[Extracted records]
--------------------------------
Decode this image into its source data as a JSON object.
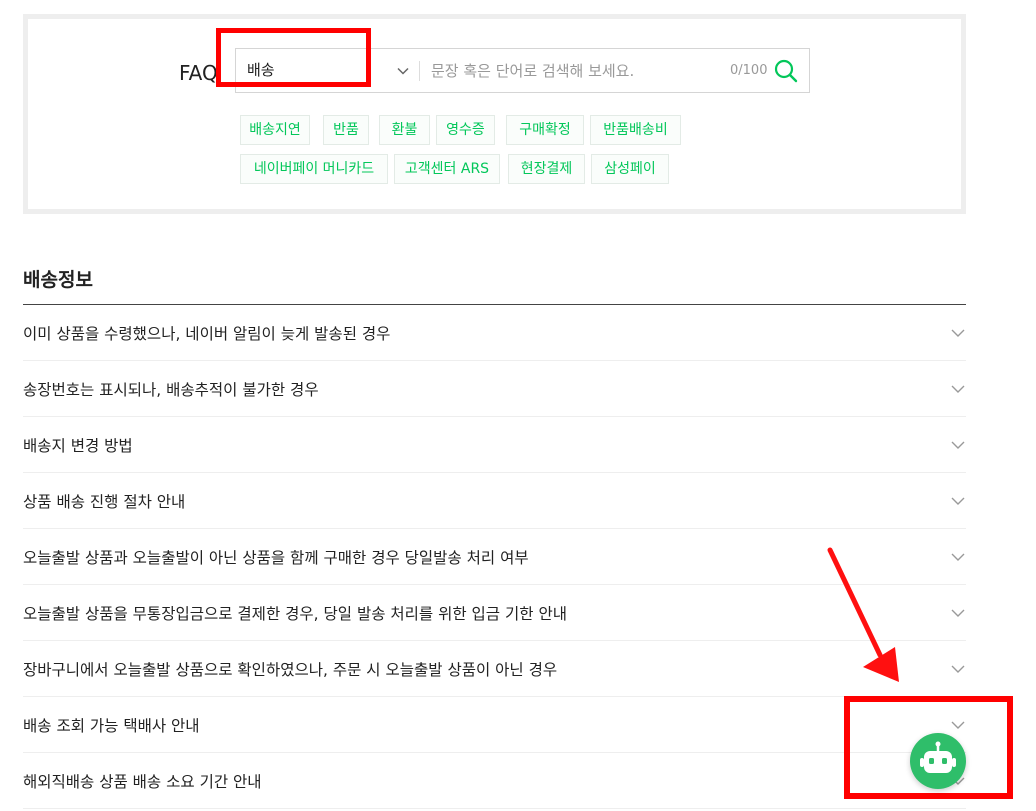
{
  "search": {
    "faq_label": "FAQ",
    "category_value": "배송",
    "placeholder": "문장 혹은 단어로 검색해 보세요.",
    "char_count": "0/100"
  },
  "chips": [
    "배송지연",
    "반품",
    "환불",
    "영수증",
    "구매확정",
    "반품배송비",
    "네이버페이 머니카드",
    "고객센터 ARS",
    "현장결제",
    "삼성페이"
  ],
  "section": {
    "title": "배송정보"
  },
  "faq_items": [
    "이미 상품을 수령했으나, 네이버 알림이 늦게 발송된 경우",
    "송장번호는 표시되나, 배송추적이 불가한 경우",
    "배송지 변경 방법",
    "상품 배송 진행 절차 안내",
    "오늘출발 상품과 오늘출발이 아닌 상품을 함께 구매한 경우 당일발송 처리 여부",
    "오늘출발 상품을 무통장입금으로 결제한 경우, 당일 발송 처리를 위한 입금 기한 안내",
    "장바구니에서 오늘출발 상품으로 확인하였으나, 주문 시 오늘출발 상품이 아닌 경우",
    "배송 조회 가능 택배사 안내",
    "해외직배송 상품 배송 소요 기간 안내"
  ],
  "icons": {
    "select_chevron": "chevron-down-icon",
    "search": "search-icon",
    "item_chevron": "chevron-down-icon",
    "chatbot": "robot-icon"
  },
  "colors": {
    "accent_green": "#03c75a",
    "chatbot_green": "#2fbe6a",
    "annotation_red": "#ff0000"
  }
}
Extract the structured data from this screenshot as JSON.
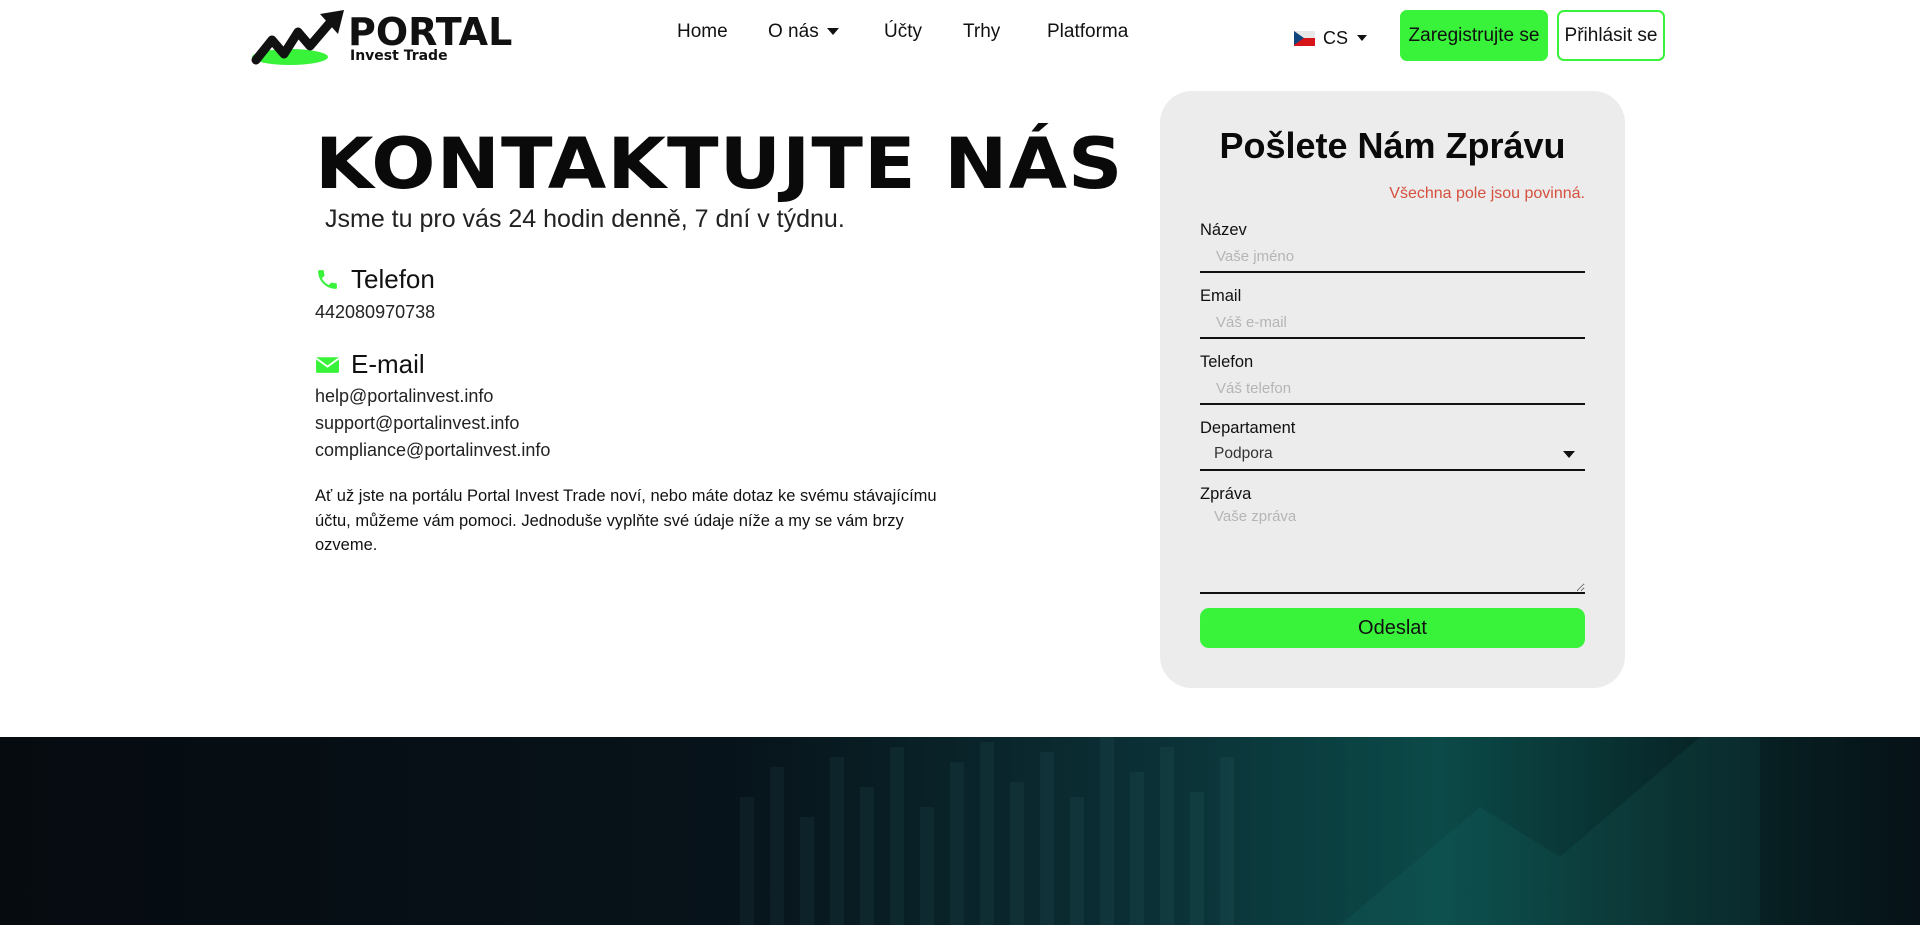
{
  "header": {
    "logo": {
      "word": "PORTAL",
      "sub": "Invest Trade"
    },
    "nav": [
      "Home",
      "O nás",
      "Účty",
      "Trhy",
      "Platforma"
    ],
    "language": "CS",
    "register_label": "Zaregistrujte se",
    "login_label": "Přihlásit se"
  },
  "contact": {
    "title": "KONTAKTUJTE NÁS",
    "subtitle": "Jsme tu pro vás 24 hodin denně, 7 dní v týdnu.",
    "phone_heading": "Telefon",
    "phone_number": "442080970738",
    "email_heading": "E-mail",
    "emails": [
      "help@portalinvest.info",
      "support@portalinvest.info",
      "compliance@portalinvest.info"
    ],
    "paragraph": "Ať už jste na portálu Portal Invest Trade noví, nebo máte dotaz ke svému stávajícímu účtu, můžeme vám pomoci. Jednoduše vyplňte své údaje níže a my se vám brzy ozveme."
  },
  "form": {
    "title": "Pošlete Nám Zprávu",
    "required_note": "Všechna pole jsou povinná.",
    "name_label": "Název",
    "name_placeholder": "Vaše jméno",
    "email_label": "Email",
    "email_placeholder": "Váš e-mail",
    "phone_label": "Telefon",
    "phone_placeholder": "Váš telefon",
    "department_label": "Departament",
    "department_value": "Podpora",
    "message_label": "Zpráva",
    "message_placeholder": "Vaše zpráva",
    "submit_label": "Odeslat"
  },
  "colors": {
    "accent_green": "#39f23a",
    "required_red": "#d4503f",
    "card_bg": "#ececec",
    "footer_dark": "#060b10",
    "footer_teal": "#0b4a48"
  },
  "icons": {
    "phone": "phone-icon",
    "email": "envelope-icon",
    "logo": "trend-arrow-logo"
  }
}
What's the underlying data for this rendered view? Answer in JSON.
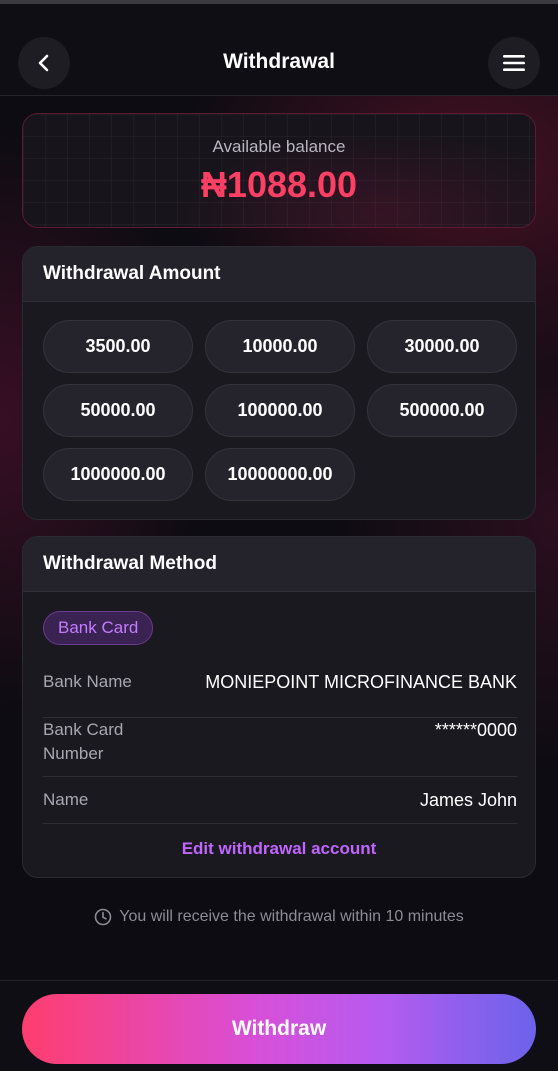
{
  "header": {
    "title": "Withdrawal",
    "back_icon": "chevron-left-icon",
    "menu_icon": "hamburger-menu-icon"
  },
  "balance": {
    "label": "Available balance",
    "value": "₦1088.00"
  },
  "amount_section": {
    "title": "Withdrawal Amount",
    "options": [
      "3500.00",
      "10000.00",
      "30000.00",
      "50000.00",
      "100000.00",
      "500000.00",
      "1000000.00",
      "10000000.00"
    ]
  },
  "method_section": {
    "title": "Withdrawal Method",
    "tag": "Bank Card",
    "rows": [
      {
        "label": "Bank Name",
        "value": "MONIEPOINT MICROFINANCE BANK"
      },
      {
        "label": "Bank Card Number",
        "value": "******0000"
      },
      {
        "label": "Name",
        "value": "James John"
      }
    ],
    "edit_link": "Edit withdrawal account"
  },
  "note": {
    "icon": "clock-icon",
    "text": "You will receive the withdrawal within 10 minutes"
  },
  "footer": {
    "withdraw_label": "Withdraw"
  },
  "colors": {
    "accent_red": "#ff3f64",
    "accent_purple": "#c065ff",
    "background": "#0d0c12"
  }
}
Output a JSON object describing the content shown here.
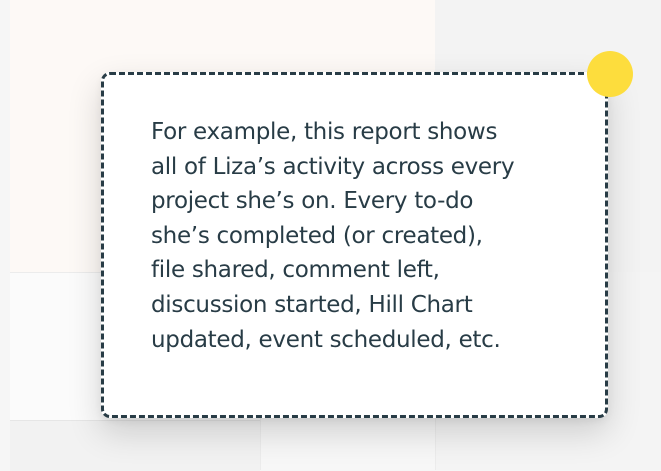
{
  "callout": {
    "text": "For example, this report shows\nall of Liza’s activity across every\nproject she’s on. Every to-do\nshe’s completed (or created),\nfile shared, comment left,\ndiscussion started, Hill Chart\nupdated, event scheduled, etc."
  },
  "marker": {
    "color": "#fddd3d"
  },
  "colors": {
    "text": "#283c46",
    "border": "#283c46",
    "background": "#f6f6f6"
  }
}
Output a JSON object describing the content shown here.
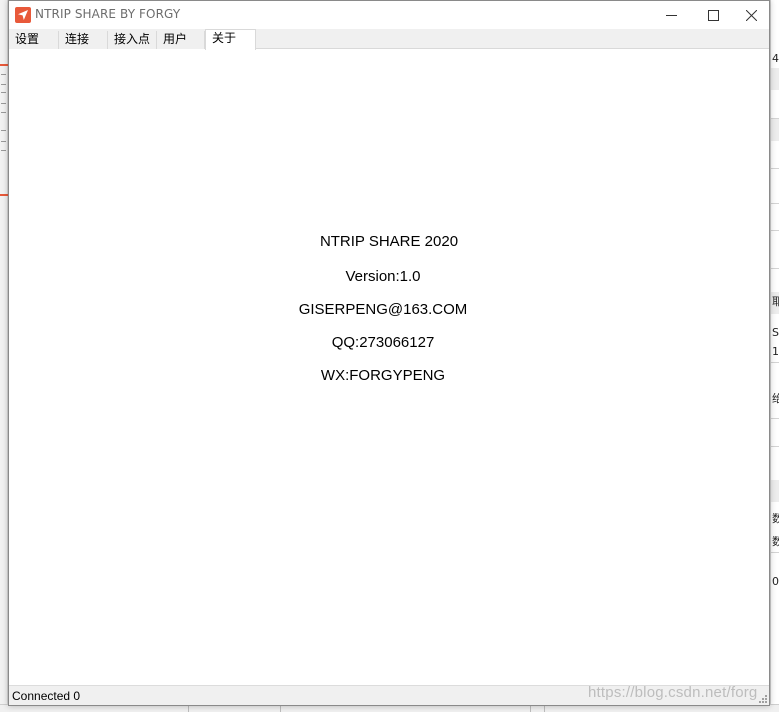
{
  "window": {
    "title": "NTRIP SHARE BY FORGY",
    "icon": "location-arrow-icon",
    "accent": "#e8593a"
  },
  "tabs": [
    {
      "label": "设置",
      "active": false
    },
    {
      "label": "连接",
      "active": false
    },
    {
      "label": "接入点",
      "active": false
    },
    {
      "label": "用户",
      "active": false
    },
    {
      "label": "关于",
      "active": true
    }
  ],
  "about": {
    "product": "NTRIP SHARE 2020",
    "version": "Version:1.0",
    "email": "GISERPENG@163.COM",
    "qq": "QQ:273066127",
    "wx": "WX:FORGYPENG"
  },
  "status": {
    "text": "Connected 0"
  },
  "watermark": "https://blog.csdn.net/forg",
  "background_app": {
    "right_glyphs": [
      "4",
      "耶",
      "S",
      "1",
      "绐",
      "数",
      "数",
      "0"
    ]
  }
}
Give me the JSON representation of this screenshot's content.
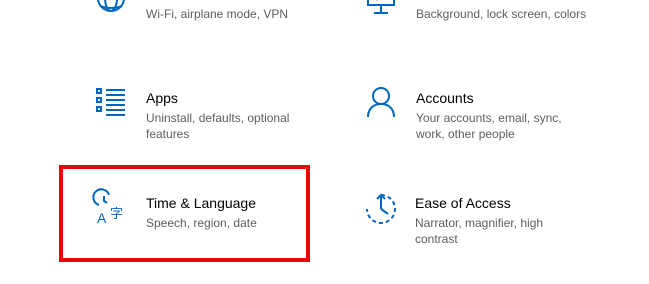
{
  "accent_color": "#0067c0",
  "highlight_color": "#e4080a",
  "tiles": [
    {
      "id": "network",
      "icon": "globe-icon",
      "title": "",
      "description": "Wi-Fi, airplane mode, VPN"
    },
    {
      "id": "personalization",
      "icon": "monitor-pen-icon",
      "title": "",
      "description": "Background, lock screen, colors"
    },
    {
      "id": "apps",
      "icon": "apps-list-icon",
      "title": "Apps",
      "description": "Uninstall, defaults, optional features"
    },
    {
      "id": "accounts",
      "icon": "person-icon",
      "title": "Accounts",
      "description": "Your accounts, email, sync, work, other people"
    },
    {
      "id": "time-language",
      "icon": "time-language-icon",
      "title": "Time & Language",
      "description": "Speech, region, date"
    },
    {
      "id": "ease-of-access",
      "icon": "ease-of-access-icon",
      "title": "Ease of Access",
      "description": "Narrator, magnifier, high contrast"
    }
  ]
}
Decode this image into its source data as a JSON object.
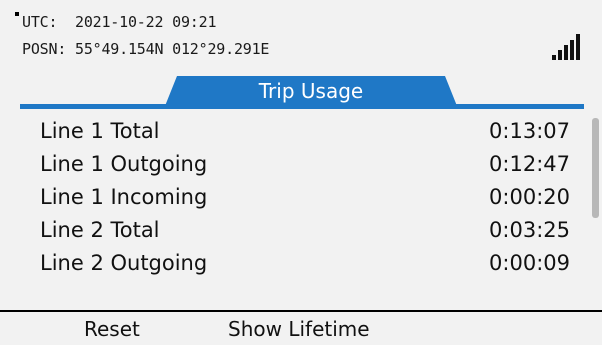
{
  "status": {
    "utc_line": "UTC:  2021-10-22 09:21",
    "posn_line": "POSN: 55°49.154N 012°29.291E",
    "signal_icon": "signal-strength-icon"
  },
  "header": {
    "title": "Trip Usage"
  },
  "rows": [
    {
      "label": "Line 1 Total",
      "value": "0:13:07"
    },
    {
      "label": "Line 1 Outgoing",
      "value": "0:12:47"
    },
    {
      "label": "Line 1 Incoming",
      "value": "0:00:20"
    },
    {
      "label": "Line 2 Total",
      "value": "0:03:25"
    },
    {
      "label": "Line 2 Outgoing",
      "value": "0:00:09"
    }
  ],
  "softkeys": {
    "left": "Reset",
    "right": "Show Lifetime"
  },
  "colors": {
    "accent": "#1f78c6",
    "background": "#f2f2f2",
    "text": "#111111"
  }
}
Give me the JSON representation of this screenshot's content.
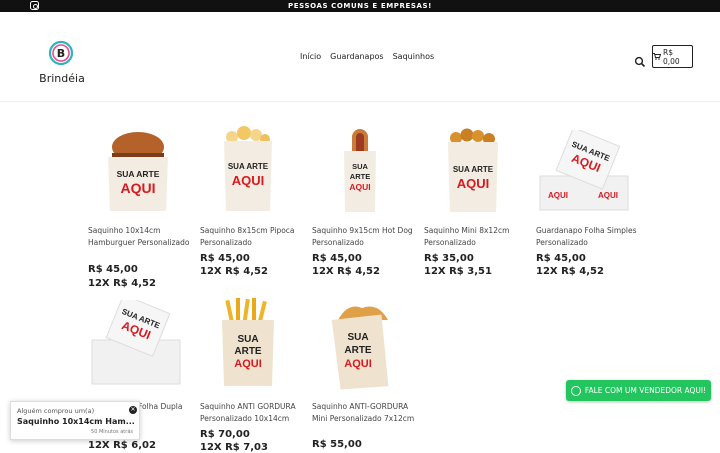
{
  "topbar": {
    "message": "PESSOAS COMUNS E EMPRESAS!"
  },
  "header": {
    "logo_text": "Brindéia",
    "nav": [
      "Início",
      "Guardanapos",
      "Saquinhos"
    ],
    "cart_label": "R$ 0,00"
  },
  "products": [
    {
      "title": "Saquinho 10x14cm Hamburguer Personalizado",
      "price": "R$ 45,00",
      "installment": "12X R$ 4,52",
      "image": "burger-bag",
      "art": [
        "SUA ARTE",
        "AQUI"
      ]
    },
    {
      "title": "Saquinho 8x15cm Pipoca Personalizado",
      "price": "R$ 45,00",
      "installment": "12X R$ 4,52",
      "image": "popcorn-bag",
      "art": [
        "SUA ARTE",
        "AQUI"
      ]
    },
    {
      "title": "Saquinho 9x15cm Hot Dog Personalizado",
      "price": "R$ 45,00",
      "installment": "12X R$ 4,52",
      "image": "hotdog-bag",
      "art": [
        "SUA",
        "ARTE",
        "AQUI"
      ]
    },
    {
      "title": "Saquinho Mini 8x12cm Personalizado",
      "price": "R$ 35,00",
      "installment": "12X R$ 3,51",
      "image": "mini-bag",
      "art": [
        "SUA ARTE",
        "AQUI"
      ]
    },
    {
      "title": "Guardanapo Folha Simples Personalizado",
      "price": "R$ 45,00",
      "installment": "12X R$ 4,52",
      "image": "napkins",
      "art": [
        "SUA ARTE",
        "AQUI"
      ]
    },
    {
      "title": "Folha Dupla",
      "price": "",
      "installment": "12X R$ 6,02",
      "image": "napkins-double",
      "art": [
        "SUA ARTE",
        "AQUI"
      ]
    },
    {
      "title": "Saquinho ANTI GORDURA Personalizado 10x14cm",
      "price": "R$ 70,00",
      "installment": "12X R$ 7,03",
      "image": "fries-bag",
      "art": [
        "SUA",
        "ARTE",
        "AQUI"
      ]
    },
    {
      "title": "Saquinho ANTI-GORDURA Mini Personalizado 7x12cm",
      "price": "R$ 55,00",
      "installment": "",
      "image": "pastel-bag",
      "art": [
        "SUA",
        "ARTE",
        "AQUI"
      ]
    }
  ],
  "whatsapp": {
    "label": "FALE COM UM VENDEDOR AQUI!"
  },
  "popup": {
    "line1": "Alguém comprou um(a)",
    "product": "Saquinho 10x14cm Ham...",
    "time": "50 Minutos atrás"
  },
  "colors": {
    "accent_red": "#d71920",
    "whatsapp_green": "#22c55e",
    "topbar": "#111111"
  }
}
--------------------------------
SET TASK »
Wherever a line in the data above holds "GORDURA", copy that line.

TASK ANSWER »
      "title": "Saquinho ANTI GORDURA Personalizado 10x14cm",
      "title": "Saquinho ANTI-GORDURA Mini Personalizado 7x12cm",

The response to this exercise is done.